What is being asked -> Extract all lines that hold "CBCBCB" from the records below.

** START Records for this exercise **

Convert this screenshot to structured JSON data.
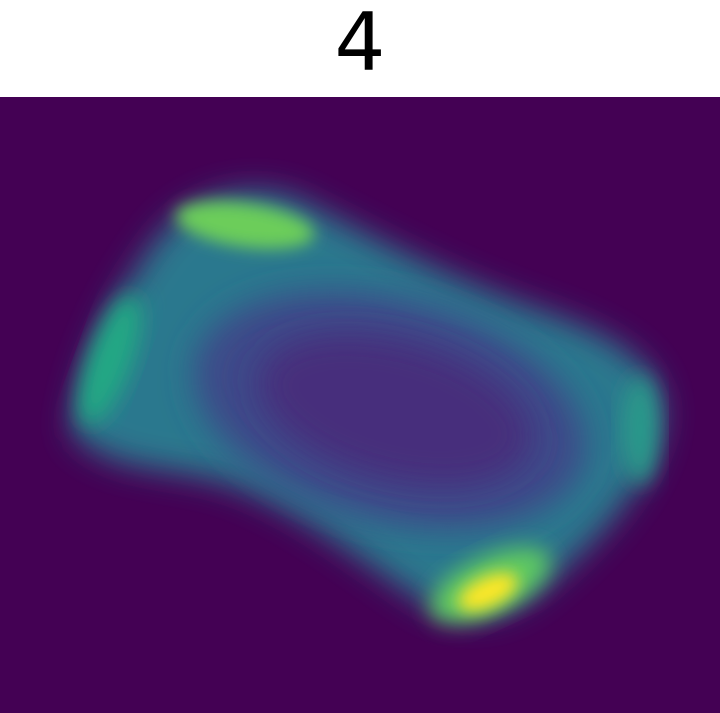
{
  "chart_data": {
    "type": "image",
    "title": "4"
  }
}
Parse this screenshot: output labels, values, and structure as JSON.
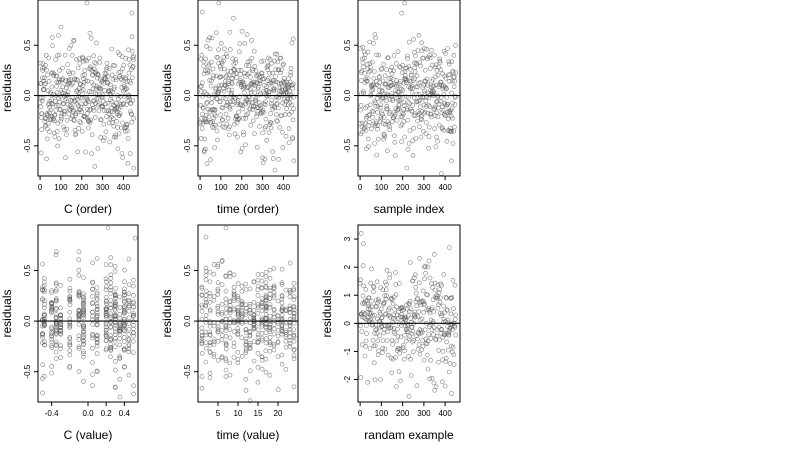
{
  "figure": {
    "background": "#ffffff",
    "point_color": "#555555",
    "line_color": "#000000"
  },
  "chart_data": [
    {
      "type": "scatter",
      "title": "",
      "xlabel": "C (order)",
      "ylabel": "residuals",
      "xlim": [
        -10,
        470
      ],
      "ylim": [
        -0.8,
        0.95
      ],
      "xticks": [
        0,
        100,
        200,
        300,
        400
      ],
      "xtick_labels": [
        "0",
        "100",
        "200",
        "300",
        "400"
      ],
      "yticks": [
        -0.5,
        0.0,
        0.5
      ],
      "ytick_labels": [
        "-0.5",
        "0.0",
        "0.5"
      ],
      "hline": 0,
      "x_distribution": "index",
      "n_points": 460,
      "y_spread": 0.25,
      "seed": 11,
      "notable_points": [
        [
          225,
          0.92
        ],
        [
          440,
          0.82
        ],
        [
          450,
          -0.72
        ],
        [
          5,
          -0.57
        ]
      ]
    },
    {
      "type": "scatter",
      "title": "",
      "xlabel": "time (order)",
      "ylabel": "residuals",
      "xlim": [
        -10,
        470
      ],
      "ylim": [
        -0.8,
        0.95
      ],
      "xticks": [
        0,
        100,
        200,
        300,
        400
      ],
      "xtick_labels": [
        "0",
        "100",
        "200",
        "300",
        "400"
      ],
      "yticks": [
        -0.5,
        0.0,
        0.5
      ],
      "ytick_labels": [
        "-0.5",
        "0.0",
        "0.5"
      ],
      "hline": 0,
      "x_distribution": "index",
      "n_points": 460,
      "y_spread": 0.25,
      "seed": 23,
      "notable_points": [
        [
          90,
          0.92
        ],
        [
          10,
          0.83
        ],
        [
          450,
          -0.65
        ],
        [
          20,
          -0.56
        ]
      ]
    },
    {
      "type": "scatter",
      "title": "",
      "xlabel": "sample index",
      "ylabel": "residuals",
      "xlim": [
        -10,
        470
      ],
      "ylim": [
        -0.8,
        0.95
      ],
      "xticks": [
        0,
        100,
        200,
        300,
        400
      ],
      "xtick_labels": [
        "0",
        "100",
        "200",
        "300",
        "400"
      ],
      "yticks": [
        -0.5,
        0.0,
        0.5
      ],
      "ytick_labels": [
        "-0.5",
        "0.0",
        "0.5"
      ],
      "hline": 0,
      "x_distribution": "index",
      "n_points": 460,
      "y_spread": 0.25,
      "seed": 37,
      "notable_points": [
        [
          210,
          0.92
        ],
        [
          195,
          0.82
        ],
        [
          220,
          -0.72
        ],
        [
          430,
          -0.65
        ]
      ]
    },
    {
      "type": "scatter",
      "title": "",
      "xlabel": "C (value)",
      "ylabel": "residuals",
      "xlim": [
        -0.55,
        0.55
      ],
      "ylim": [
        -0.8,
        0.95
      ],
      "xticks": [
        -0.4,
        0.0,
        0.2,
        0.4
      ],
      "xtick_labels": [
        "-0.4",
        "0.0",
        "0.2",
        "0.4"
      ],
      "yticks": [
        -0.5,
        0.0,
        0.5
      ],
      "ytick_labels": [
        "-0.5",
        "0.0",
        "0.5"
      ],
      "hline": 0,
      "x_distribution": "clusters",
      "x_clusters": [
        -0.5,
        -0.48,
        -0.4,
        -0.35,
        -0.3,
        -0.2,
        -0.1,
        -0.05,
        0.05,
        0.1,
        0.2,
        0.25,
        0.3,
        0.35,
        0.4,
        0.45,
        0.5
      ],
      "n_points": 460,
      "y_spread": 0.25,
      "seed": 53,
      "notable_points": [
        [
          0.22,
          0.92
        ],
        [
          0.52,
          0.82
        ],
        [
          0.5,
          -0.72
        ],
        [
          -0.5,
          -0.57
        ]
      ]
    },
    {
      "type": "scatter",
      "title": "",
      "xlabel": "time (value)",
      "ylabel": "residuals",
      "xlim": [
        0,
        25
      ],
      "ylim": [
        -0.8,
        0.95
      ],
      "xticks": [
        5,
        10,
        15,
        20
      ],
      "xtick_labels": [
        "5",
        "10",
        "15",
        "20"
      ],
      "yticks": [
        -0.5,
        0.0,
        0.5
      ],
      "ytick_labels": [
        "-0.5",
        "0.0",
        "0.5"
      ],
      "hline": 0,
      "x_distribution": "clusters",
      "x_clusters": [
        1,
        2,
        3,
        4,
        5,
        6,
        7,
        8,
        9,
        10,
        11,
        12,
        13,
        14,
        15,
        16,
        17,
        18,
        19,
        20,
        21,
        22,
        23,
        24
      ],
      "n_points": 460,
      "y_spread": 0.25,
      "seed": 71,
      "notable_points": [
        [
          7,
          0.92
        ],
        [
          2,
          0.83
        ],
        [
          24,
          -0.65
        ],
        [
          3,
          -0.56
        ]
      ]
    },
    {
      "type": "scatter",
      "title": "",
      "xlabel": "randam example",
      "ylabel": "residuals",
      "xlim": [
        -10,
        470
      ],
      "ylim": [
        -2.8,
        3.5
      ],
      "xticks": [
        0,
        100,
        200,
        300,
        400
      ],
      "xtick_labels": [
        "0",
        "100",
        "200",
        "300",
        "400"
      ],
      "yticks": [
        -2,
        -1,
        0,
        1,
        2,
        3
      ],
      "ytick_labels": [
        "-2",
        "-1",
        "0",
        "1",
        "2",
        "3"
      ],
      "hline": 0,
      "x_distribution": "index",
      "n_points": 400,
      "y_spread": 1.0,
      "seed": 97,
      "notable_points": [
        [
          5,
          3.2
        ],
        [
          420,
          2.7
        ],
        [
          230,
          -2.6
        ],
        [
          430,
          -2.5
        ]
      ]
    }
  ]
}
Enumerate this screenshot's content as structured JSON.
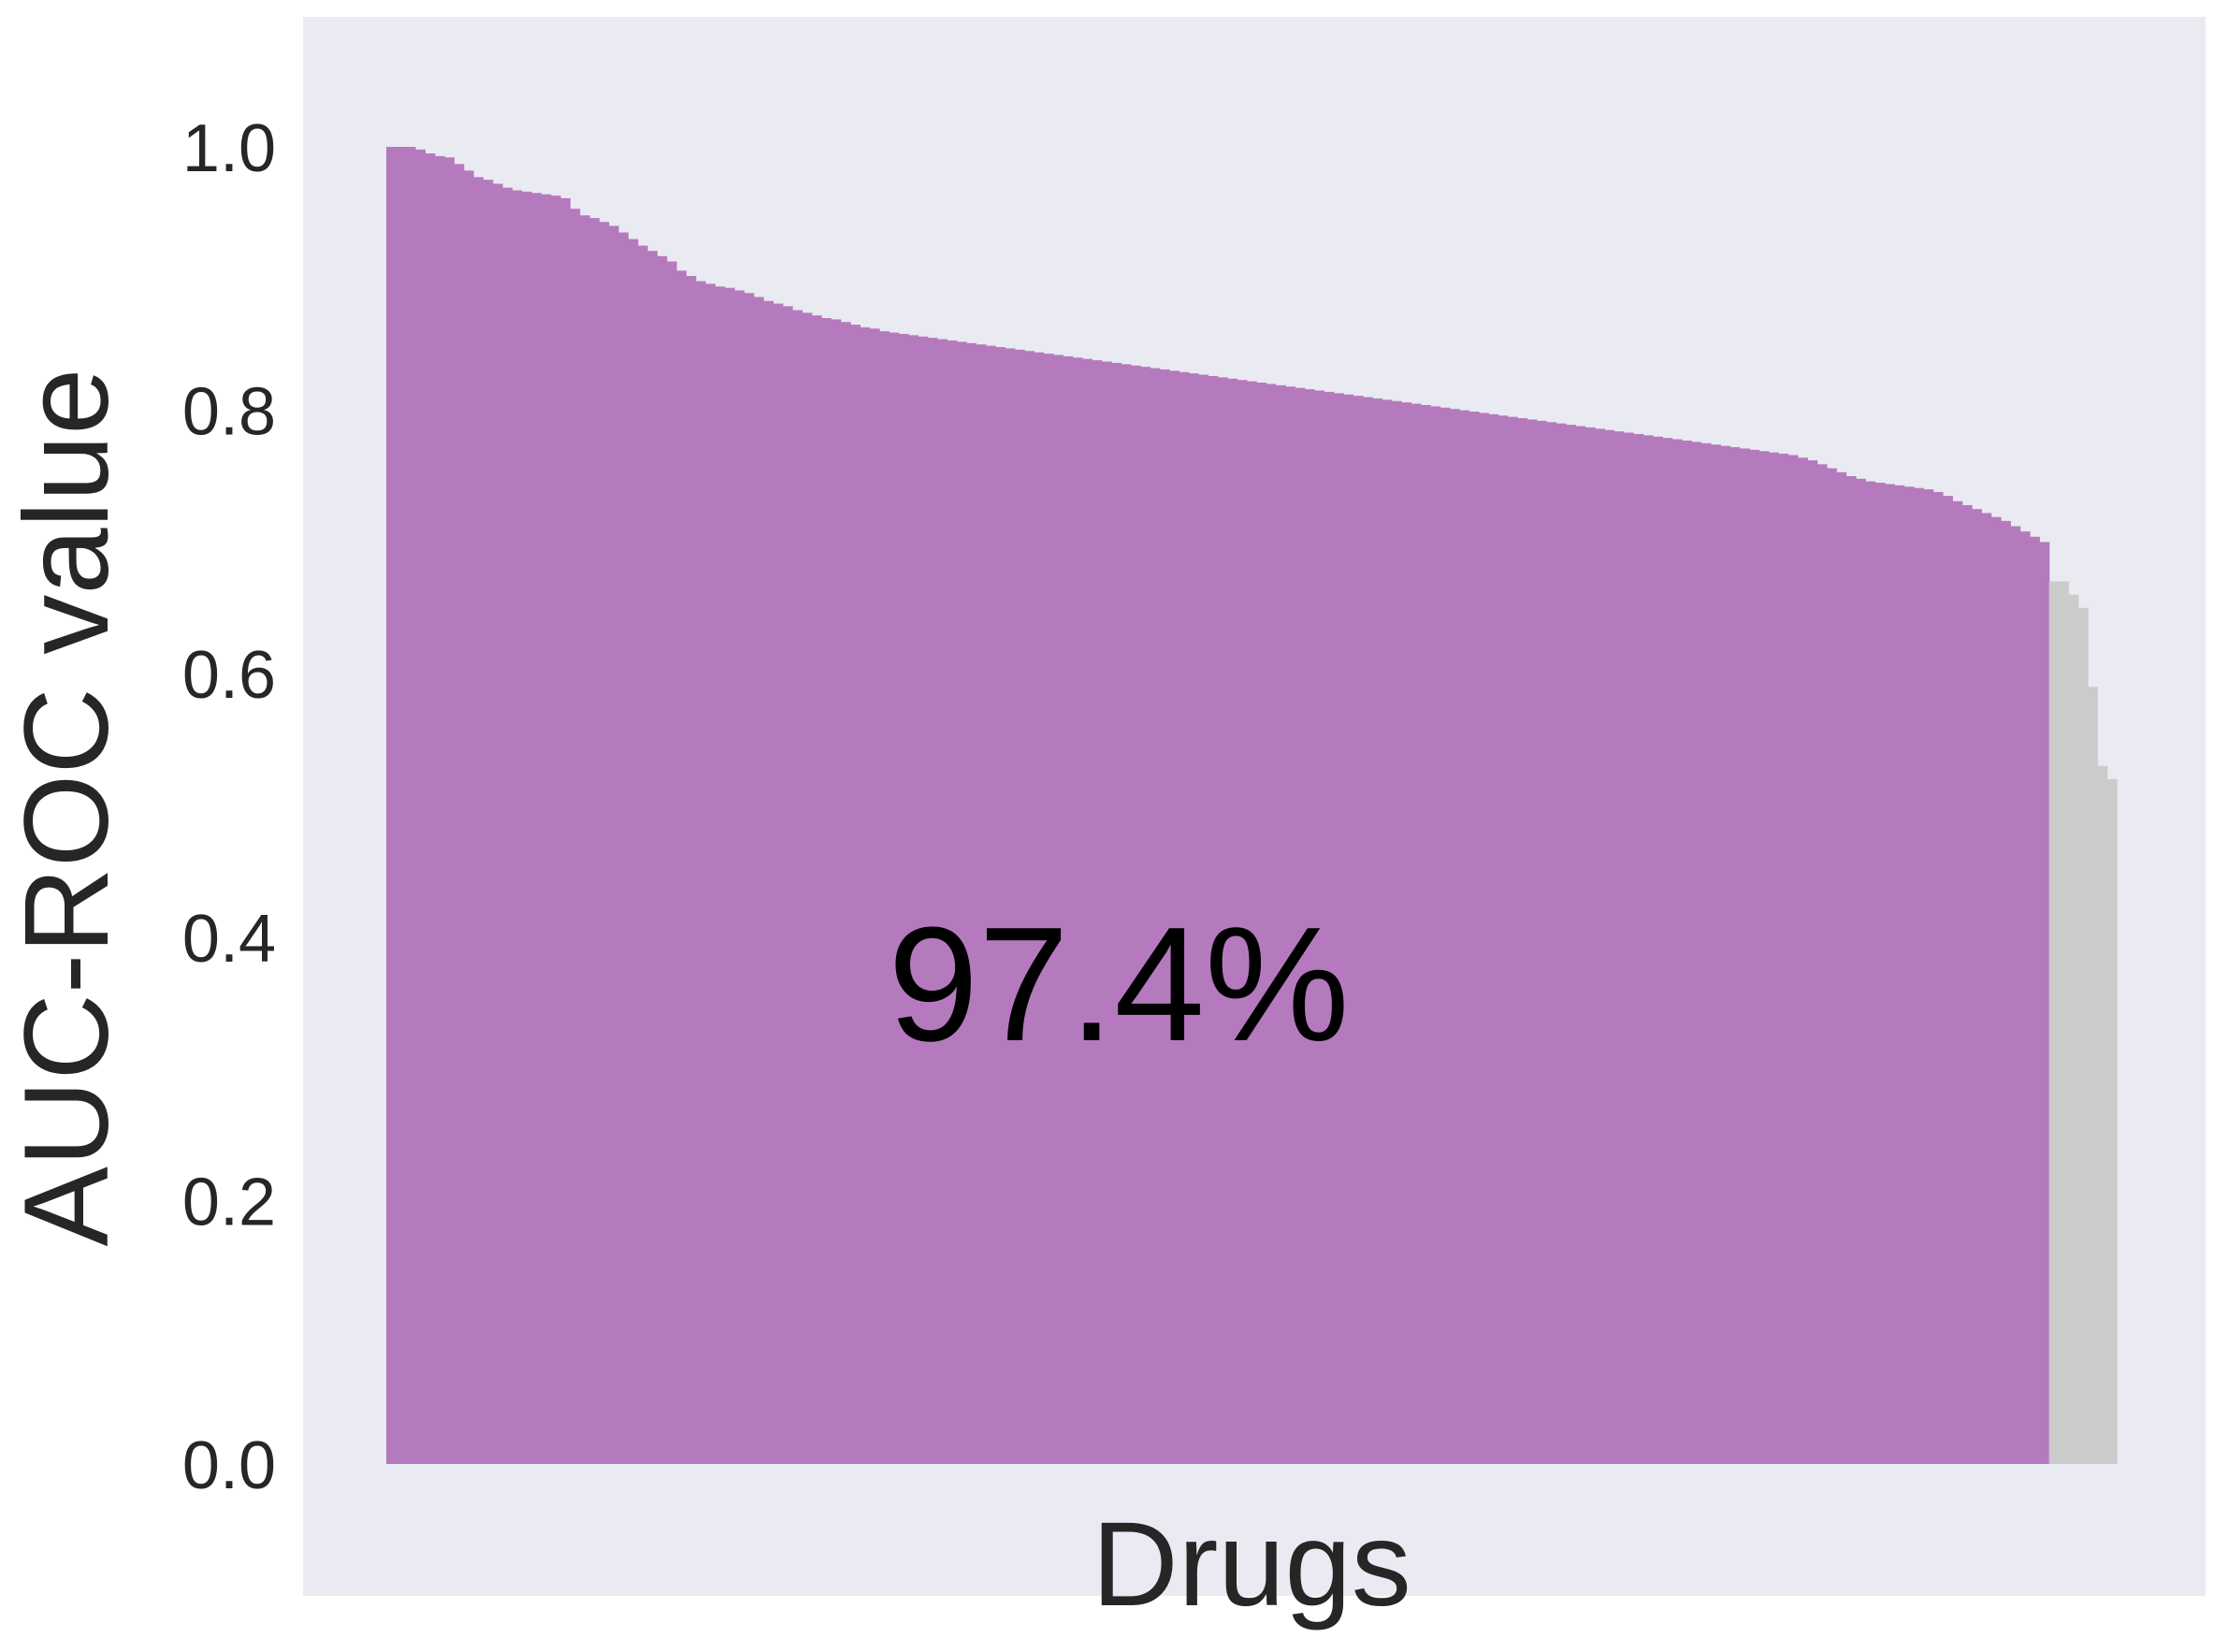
{
  "chart_data": {
    "type": "bar",
    "ylabel": "AUC-ROC value",
    "xlabel": "Drugs",
    "ylim": [
      -0.1,
      1.1
    ],
    "yticks": [
      "0.0",
      "0.2",
      "0.4",
      "0.6",
      "0.8",
      "1.0"
    ],
    "grid": false,
    "annotation": "97.4%",
    "colors": {
      "background": "#EAEAF2",
      "above_threshold": "#B57ABE",
      "below_threshold": "#CBCBCB"
    },
    "series": [
      {
        "values": [
          1.0,
          1.0,
          1.0,
          0.998,
          0.995,
          0.993,
          0.992,
          0.987,
          0.982,
          0.977,
          0.975,
          0.972,
          0.969,
          0.967,
          0.966,
          0.965,
          0.964,
          0.963,
          0.961,
          0.953,
          0.948,
          0.946,
          0.943,
          0.94,
          0.935,
          0.93,
          0.925,
          0.921,
          0.917,
          0.913,
          0.906,
          0.902,
          0.898,
          0.896,
          0.894,
          0.893,
          0.891,
          0.889,
          0.886,
          0.883,
          0.881,
          0.879,
          0.876,
          0.874,
          0.872,
          0.87,
          0.869,
          0.867,
          0.865,
          0.863,
          0.862,
          0.86,
          0.859,
          0.858,
          0.857,
          0.856,
          0.855,
          0.854,
          0.853,
          0.852,
          0.851,
          0.85,
          0.849,
          0.848,
          0.847,
          0.846,
          0.845,
          0.844,
          0.843,
          0.842,
          0.841,
          0.84,
          0.839,
          0.838,
          0.837,
          0.836,
          0.835,
          0.834,
          0.833,
          0.832,
          0.831,
          0.83,
          0.829,
          0.828,
          0.827,
          0.826,
          0.825,
          0.824,
          0.823,
          0.822,
          0.821,
          0.82,
          0.819,
          0.818,
          0.817,
          0.816,
          0.815,
          0.814,
          0.813,
          0.812,
          0.811,
          0.81,
          0.809,
          0.808,
          0.807,
          0.806,
          0.805,
          0.804,
          0.803,
          0.802,
          0.801,
          0.8,
          0.799,
          0.798,
          0.797,
          0.796,
          0.795,
          0.794,
          0.793,
          0.792,
          0.791,
          0.79,
          0.789,
          0.788,
          0.787,
          0.786,
          0.785,
          0.784,
          0.783,
          0.782,
          0.781,
          0.78,
          0.779,
          0.778,
          0.777,
          0.776,
          0.775,
          0.774,
          0.773,
          0.772,
          0.771,
          0.77,
          0.769,
          0.768,
          0.767,
          0.766,
          0.764,
          0.762,
          0.759,
          0.756,
          0.753,
          0.75,
          0.748,
          0.746,
          0.745,
          0.744,
          0.743,
          0.742,
          0.741,
          0.74,
          0.738,
          0.735,
          0.731,
          0.728,
          0.725,
          0.722,
          0.719,
          0.716,
          0.712,
          0.708,
          0.704,
          0.7
        ],
        "color": "#B57ABE"
      },
      {
        "values": [
          0.67,
          0.67,
          0.66,
          0.65,
          0.59,
          0.53,
          0.52
        ],
        "color": "#CBCBCB"
      }
    ]
  }
}
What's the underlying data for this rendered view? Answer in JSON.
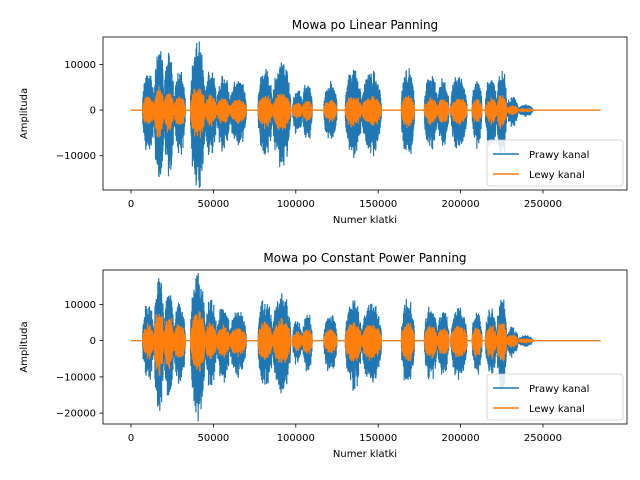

** END Records for this exercise **

Completed exercise ->
      "below_threshold": "#CBCBCB"
        "color": "#CBCBCB"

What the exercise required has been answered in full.